▶ _Dataset records_
━━━

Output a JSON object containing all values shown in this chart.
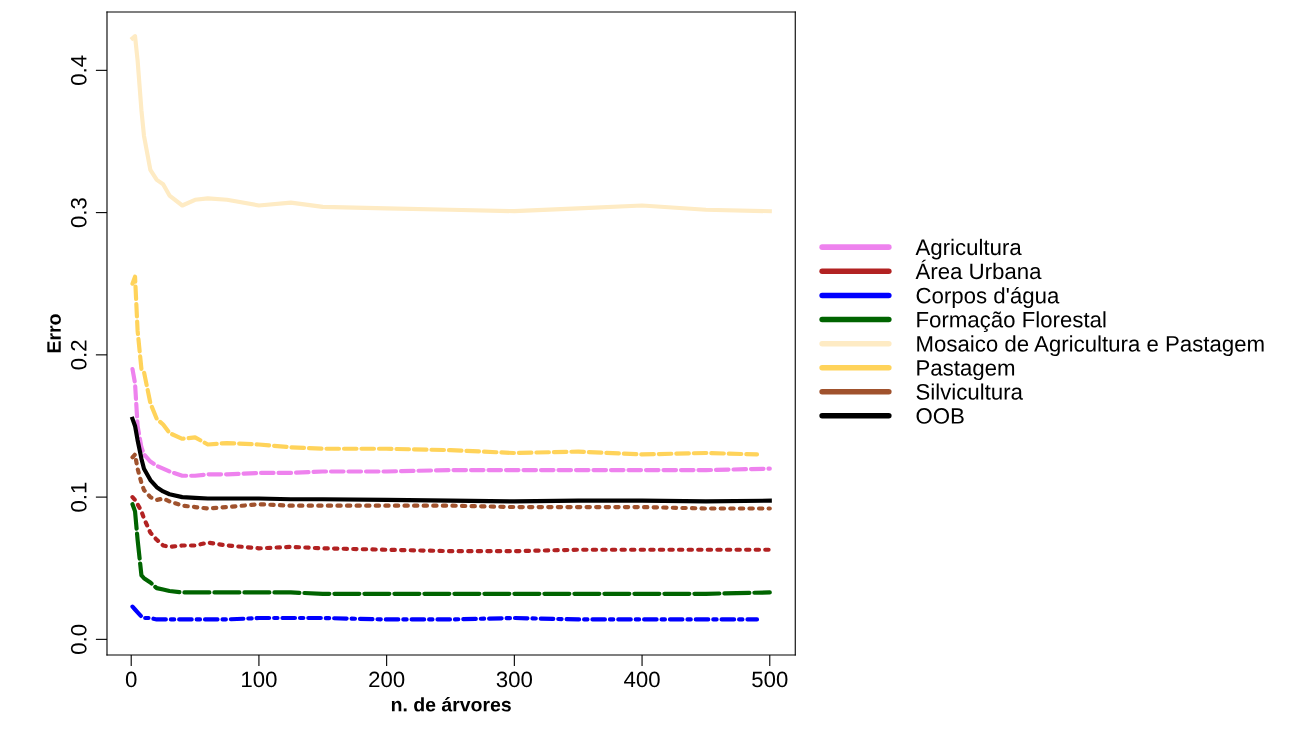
{
  "chart_data": {
    "type": "line",
    "xlabel": "n. de árvores",
    "ylabel": "Erro",
    "x": [
      1,
      3,
      5,
      8,
      10,
      15,
      20,
      25,
      30,
      40,
      50,
      60,
      75,
      100,
      125,
      150,
      200,
      250,
      300,
      350,
      400,
      450,
      500
    ],
    "series": [
      {
        "name": "Agricultura",
        "color": "#ee82ee",
        "line_style": "dashed",
        "values": [
          0.19,
          0.18,
          0.15,
          0.135,
          0.13,
          0.125,
          0.122,
          0.12,
          0.118,
          0.115,
          0.115,
          0.116,
          0.116,
          0.117,
          0.117,
          0.118,
          0.118,
          0.119,
          0.119,
          0.119,
          0.119,
          0.119,
          0.12
        ]
      },
      {
        "name": "Área Urbana",
        "color": "#b22222",
        "line_style": "dotted",
        "values": [
          0.1,
          0.098,
          0.095,
          0.09,
          0.085,
          0.075,
          0.07,
          0.066,
          0.065,
          0.066,
          0.066,
          0.068,
          0.066,
          0.064,
          0.065,
          0.064,
          0.063,
          0.062,
          0.062,
          0.063,
          0.063,
          0.063,
          0.063
        ]
      },
      {
        "name": "Corpos d'água",
        "color": "#0000ff",
        "line_style": "dashdot",
        "x": [
          1,
          3,
          5,
          8,
          10,
          15,
          20,
          25,
          30,
          40,
          50,
          60,
          75,
          100,
          125,
          150,
          200,
          250,
          300,
          350,
          400,
          450,
          490
        ],
        "values": [
          0.023,
          0.021,
          0.019,
          0.016,
          0.015,
          0.015,
          0.014,
          0.014,
          0.014,
          0.014,
          0.014,
          0.014,
          0.014,
          0.015,
          0.015,
          0.015,
          0.014,
          0.014,
          0.015,
          0.014,
          0.014,
          0.014,
          0.014
        ]
      },
      {
        "name": "Formação Florestal",
        "color": "#006400",
        "line_style": "longdash",
        "values": [
          0.095,
          0.09,
          0.07,
          0.045,
          0.043,
          0.04,
          0.036,
          0.035,
          0.034,
          0.033,
          0.033,
          0.033,
          0.033,
          0.033,
          0.033,
          0.032,
          0.032,
          0.032,
          0.032,
          0.032,
          0.032,
          0.032,
          0.033
        ]
      },
      {
        "name": "Mosaico de Agricultura e Pastagem",
        "color": "#feebc4",
        "line_style": "solid",
        "values": [
          0.4225,
          0.424,
          0.407,
          0.372,
          0.354,
          0.33,
          0.323,
          0.32,
          0.312,
          0.305,
          0.309,
          0.31,
          0.309,
          0.305,
          0.307,
          0.304,
          0.303,
          0.302,
          0.301,
          0.303,
          0.305,
          0.302,
          0.301
        ]
      },
      {
        "name": "Pastagem",
        "color": "#ffd35a",
        "line_style": "dashed",
        "x": [
          1,
          3,
          5,
          8,
          10,
          15,
          20,
          25,
          30,
          40,
          50,
          60,
          75,
          100,
          125,
          150,
          200,
          250,
          300,
          350,
          400,
          450,
          490
        ],
        "values": [
          0.25,
          0.255,
          0.217,
          0.19,
          0.188,
          0.166,
          0.155,
          0.151,
          0.145,
          0.141,
          0.142,
          0.137,
          0.138,
          0.137,
          0.135,
          0.134,
          0.134,
          0.133,
          0.131,
          0.132,
          0.13,
          0.131,
          0.13
        ]
      },
      {
        "name": "Silvicultura",
        "color": "#a0522d",
        "line_style": "dotted",
        "values": [
          0.128,
          0.13,
          0.12,
          0.11,
          0.105,
          0.1,
          0.098,
          0.099,
          0.097,
          0.094,
          0.093,
          0.092,
          0.093,
          0.095,
          0.094,
          0.094,
          0.094,
          0.094,
          0.093,
          0.093,
          0.093,
          0.092,
          0.092
        ]
      },
      {
        "name": "OOB",
        "color": "#000000",
        "line_style": "solid",
        "values": [
          0.155,
          0.15,
          0.14,
          0.127,
          0.12,
          0.112,
          0.107,
          0.104,
          0.102,
          0.1,
          0.0995,
          0.099,
          0.099,
          0.099,
          0.0985,
          0.0985,
          0.098,
          0.0975,
          0.097,
          0.0975,
          0.0975,
          0.097,
          0.0975
        ]
      }
    ],
    "xlim": [
      -18.96,
      519.96
    ],
    "xticks": [
      0,
      100,
      200,
      300,
      400,
      500
    ],
    "ylim": [
      -0.011,
      0.441
    ],
    "yticks": [
      {
        "value": 0,
        "label": "0.0"
      },
      {
        "value": 0.1,
        "label": "0.1"
      },
      {
        "value": 0.2,
        "label": "0.2"
      },
      {
        "value": 0.3,
        "label": "0.3"
      },
      {
        "value": 0.4,
        "label": "0.4"
      }
    ],
    "grid": false,
    "legend": "right"
  }
}
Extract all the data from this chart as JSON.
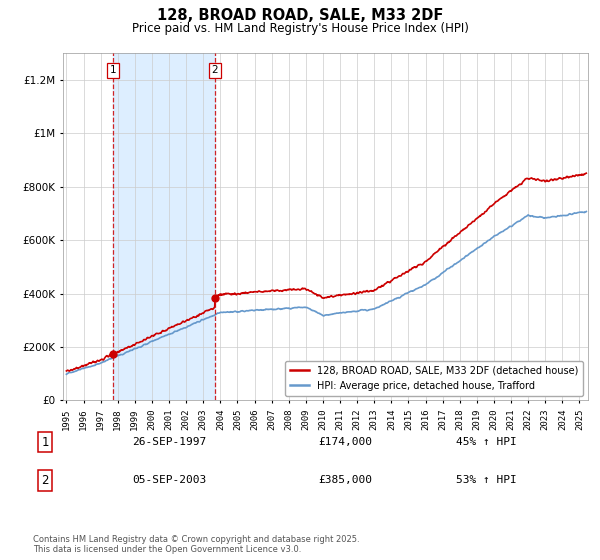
{
  "title": "128, BROAD ROAD, SALE, M33 2DF",
  "subtitle": "Price paid vs. HM Land Registry's House Price Index (HPI)",
  "legend_line1": "128, BROAD ROAD, SALE, M33 2DF (detached house)",
  "legend_line2": "HPI: Average price, detached house, Trafford",
  "sale1_date": 1997.74,
  "sale1_price": 174000,
  "sale1_label": "1",
  "sale1_text": "26-SEP-1997",
  "sale1_amount": "£174,000",
  "sale1_hpi": "45% ↑ HPI",
  "sale2_date": 2003.68,
  "sale2_price": 385000,
  "sale2_label": "2",
  "sale2_text": "05-SEP-2003",
  "sale2_amount": "£385,000",
  "sale2_hpi": "53% ↑ HPI",
  "footer": "Contains HM Land Registry data © Crown copyright and database right 2025.\nThis data is licensed under the Open Government Licence v3.0.",
  "red_color": "#cc0000",
  "blue_color": "#6699cc",
  "shade_color": "#ddeeff",
  "ylim": [
    0,
    1300000
  ],
  "xlim": [
    1994.8,
    2025.5
  ],
  "yticks": [
    0,
    200000,
    400000,
    600000,
    800000,
    1000000,
    1200000
  ]
}
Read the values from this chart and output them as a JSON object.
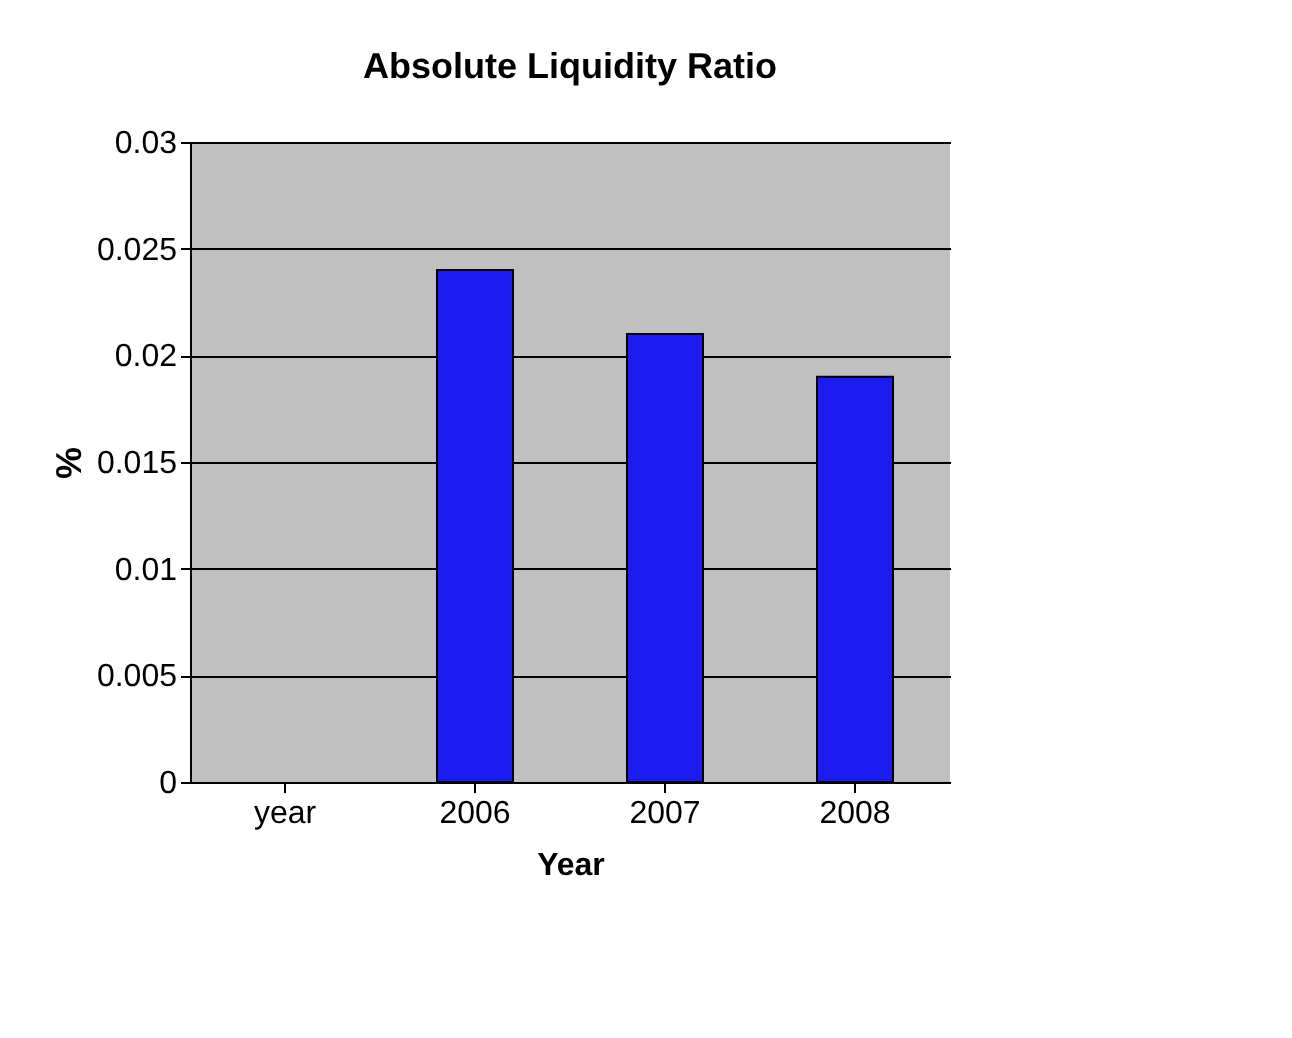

━━━

▶ _Written task_
Report only how many lines of the listing hold the word "object".

▶ _Task output_
2